Task description: Can you write out the whole listing exactly?

(Extracted data entries)
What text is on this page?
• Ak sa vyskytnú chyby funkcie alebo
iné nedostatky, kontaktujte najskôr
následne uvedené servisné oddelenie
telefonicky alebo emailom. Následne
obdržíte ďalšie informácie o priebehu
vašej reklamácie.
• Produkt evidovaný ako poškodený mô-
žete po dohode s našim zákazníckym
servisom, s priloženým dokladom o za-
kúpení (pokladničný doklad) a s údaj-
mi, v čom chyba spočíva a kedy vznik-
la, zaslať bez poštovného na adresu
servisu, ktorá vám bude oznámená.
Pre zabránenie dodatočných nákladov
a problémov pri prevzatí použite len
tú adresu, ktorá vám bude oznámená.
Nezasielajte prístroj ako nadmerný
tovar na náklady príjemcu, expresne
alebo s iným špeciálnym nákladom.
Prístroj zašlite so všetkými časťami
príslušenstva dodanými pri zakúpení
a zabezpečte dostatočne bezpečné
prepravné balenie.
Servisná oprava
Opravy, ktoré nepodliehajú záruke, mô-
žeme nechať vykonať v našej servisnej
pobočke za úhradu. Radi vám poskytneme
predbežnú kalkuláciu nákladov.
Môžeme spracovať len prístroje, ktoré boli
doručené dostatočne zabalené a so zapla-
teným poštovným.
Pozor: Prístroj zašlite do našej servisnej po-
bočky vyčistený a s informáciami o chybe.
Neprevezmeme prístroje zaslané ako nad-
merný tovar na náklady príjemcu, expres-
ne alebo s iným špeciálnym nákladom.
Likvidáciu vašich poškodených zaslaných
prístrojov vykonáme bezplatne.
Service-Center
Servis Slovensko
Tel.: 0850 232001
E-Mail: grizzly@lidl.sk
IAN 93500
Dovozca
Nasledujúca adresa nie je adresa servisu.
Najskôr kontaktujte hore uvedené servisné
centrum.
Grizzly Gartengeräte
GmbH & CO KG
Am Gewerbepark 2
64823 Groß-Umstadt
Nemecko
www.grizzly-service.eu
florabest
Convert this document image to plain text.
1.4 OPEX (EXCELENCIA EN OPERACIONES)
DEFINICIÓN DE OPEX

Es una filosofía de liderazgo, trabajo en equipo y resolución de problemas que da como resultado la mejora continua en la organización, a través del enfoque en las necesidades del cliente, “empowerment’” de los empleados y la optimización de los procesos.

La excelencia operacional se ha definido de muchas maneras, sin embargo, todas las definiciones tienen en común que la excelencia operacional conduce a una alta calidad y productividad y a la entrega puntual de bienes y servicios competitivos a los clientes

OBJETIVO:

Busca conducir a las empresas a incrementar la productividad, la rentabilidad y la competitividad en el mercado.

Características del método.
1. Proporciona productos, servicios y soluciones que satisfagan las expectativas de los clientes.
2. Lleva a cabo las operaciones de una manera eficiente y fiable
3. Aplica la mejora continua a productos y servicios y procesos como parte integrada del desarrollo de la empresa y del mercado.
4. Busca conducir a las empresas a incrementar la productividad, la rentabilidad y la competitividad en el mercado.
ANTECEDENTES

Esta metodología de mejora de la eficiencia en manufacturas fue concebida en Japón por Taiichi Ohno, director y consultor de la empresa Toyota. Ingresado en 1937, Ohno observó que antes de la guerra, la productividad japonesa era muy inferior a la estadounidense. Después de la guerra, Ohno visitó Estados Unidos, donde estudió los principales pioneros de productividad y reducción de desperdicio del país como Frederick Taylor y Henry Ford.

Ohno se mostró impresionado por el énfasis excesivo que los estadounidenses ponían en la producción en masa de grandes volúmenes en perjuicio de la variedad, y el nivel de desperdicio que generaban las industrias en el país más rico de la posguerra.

Complete output:
What text is on this page?
• Ak sa vyskytnú chyby funkcie alebo
iné nedostatky, kontaktujte najskôr
následne uvedené servisné oddelenie
telefonicky alebo emailom. Následne
obdržíte ďalšie informácie o priebehu
vašej reklamácie.
• Produkt evidovaný ako poškodený mô-
žete po dohode s našim zákazníckym
servisom, s priloženým dokladom o za-
kúpení (pokladničný doklad) a s údaj-
mi, v čom chyba spočíva a kedy vznik-
la, zaslať bez poštovného na adresu
servisu, ktorá vám bude oznámená.
Pre zabránenie dodatočných nákladov
a problémov pri prevzatí použite len
tú adresu, ktorá vám bude oznámená.
Nezasielajte prístroj ako nadmerný
tovar na náklady príjemcu, expresne
alebo s iným špeciálnym nákladom.
Prístroj zašlite so všetkými časťami
príslušenstva dodanými pri zakúpení
a zabezpečte dostatočne bezpečné
prepravné balenie.
Servisná oprava
Opravy, ktoré nepodliehajú záruke, mô-
žeme nechať vykonať v našej servisnej
pobočke za úhradu. Radi vám poskytneme
predbežnú kalkuláciu nákladov.
Môžeme spracovať len prístroje, ktoré boli
doručené dostatočne zabalené a so zapla-
teným poštovným.
Pozor: Prístroj zašlite do našej servisnej po-
bočky vyčistený a s informáciami o chybe.
Neprevezmeme prístroje zaslané ako nad-
merný tovar na náklady príjemcu, expres-
ne alebo s iným špeciálnym nákladom.
Likvidáciu vašich poškodených zaslaných
prístrojov vykonáme bezplatne.
Service-Center
Servis Slovensko
Tel.: 0850 232001
E-Mail: grizzly@lidl.sk
IAN 93500
Dovozca
Nasledujúca adresa nie je adresa servisu.
Najskôr kontaktujte hore uvedené servisné
centrum.
Grizzly Gartengeräte
GmbH & CO KG
Am Gewerbepark 2
64823 Groß-Umstadt
Nemecko
www.grizzly-service.eu
florabest
Convert this document image to plain text.
1.4 OPEX (EXCELENCIA EN OPERACIONES)
DEFINICIÓN DE OPEX

Es una filosofía de liderazgo, trabajo en equipo y resolución de problemas que da como resultado la mejora continua en la organización, a través del enfoque en las necesidades del cliente, “empowerment’” de los empleados y la optimización de los procesos.

La excelencia operacional se ha definido de muchas maneras, sin embargo, todas las definiciones tienen en común que la excelencia operacional conduce a una alta calidad y productividad y a la entrega puntual de bienes y servicios competitivos a los clientes

OBJETIVO:

Busca conducir a las empresas a incrementar la productividad, la rentabilidad y la competitividad en el mercado.

Características del método.
1. Proporciona productos, servicios y soluciones que satisfagan las expectativas de los clientes.
2. Lleva a cabo las operaciones de una manera eficiente y fiable
3. Aplica la mejora continua a productos y servicios y procesos como parte integrada del desarrollo de la empresa y del mercado.
4. Busca conducir a las empresas a incrementar la productividad, la rentabilidad y la competitividad en el mercado.
ANTECEDENTES

Esta metodología de mejora de la eficiencia en manufacturas fue concebida en Japón por Taiichi Ohno, director y consultor de la empresa Toyota. Ingresado en 1937, Ohno observó que antes de la guerra, la productividad japonesa era muy inferior a la estadounidense. Después de la guerra, Ohno visitó Estados Unidos, donde estudió los principales pioneros de productividad y reducción de desperdicio del país como Frederick Taylor y Henry Ford.

Ohno se mostró impresionado por el énfasis excesivo que los estadounidenses ponían en la producción en masa de grandes volúmenes en perjuicio de la variedad, y el nivel de desperdicio que generaban las industrias en el país más rico de la posguerra.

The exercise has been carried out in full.